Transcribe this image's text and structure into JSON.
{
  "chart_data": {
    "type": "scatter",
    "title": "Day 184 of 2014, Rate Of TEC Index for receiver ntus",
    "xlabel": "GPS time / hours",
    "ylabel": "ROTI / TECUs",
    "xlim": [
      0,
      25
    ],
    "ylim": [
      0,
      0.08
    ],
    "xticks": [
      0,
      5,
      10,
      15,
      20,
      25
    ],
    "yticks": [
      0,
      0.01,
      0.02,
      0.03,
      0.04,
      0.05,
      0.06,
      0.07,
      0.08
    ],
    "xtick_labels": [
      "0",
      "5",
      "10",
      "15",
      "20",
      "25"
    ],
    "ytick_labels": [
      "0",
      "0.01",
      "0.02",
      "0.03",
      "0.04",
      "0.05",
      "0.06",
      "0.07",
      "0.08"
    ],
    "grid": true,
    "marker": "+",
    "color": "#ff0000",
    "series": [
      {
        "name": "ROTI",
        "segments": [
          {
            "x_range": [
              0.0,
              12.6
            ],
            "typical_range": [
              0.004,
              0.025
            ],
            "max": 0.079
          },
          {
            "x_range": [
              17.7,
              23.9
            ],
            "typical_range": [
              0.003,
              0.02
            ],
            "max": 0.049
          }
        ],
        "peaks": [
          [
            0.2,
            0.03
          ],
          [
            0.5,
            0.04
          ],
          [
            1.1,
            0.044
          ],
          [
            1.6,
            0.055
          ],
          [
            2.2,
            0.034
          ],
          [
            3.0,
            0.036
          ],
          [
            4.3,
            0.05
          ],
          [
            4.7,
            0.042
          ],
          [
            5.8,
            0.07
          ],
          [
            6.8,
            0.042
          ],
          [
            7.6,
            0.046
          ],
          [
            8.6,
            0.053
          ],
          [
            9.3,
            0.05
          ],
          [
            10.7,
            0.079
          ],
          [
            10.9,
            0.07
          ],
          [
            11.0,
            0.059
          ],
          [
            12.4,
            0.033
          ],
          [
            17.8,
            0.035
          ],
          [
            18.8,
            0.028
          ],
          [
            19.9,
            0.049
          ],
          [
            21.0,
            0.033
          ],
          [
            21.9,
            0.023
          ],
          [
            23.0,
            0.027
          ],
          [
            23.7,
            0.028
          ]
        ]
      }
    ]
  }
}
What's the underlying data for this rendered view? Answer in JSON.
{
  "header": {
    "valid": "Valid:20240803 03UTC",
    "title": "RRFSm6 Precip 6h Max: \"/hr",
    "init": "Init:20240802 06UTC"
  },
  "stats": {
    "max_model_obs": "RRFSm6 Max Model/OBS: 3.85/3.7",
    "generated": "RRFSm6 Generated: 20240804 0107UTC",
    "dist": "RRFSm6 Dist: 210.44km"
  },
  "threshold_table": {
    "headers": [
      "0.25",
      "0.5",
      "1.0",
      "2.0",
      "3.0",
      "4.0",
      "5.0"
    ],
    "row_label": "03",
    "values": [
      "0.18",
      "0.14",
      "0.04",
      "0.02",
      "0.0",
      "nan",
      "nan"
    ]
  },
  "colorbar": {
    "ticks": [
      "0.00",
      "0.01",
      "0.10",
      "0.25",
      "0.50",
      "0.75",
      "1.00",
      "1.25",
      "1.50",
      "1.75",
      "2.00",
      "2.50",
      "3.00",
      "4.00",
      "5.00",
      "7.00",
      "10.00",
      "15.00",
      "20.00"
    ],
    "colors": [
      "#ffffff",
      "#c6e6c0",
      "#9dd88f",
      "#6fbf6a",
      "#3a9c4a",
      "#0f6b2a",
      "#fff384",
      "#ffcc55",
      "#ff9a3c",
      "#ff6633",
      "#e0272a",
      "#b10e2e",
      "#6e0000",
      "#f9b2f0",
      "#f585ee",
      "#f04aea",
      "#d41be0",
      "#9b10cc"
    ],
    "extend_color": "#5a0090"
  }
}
----
▶ AIM
Go over the records above and tally each line that includes "JSON". Give the total by itself.

▶ ANSWER TO THIS TASK
2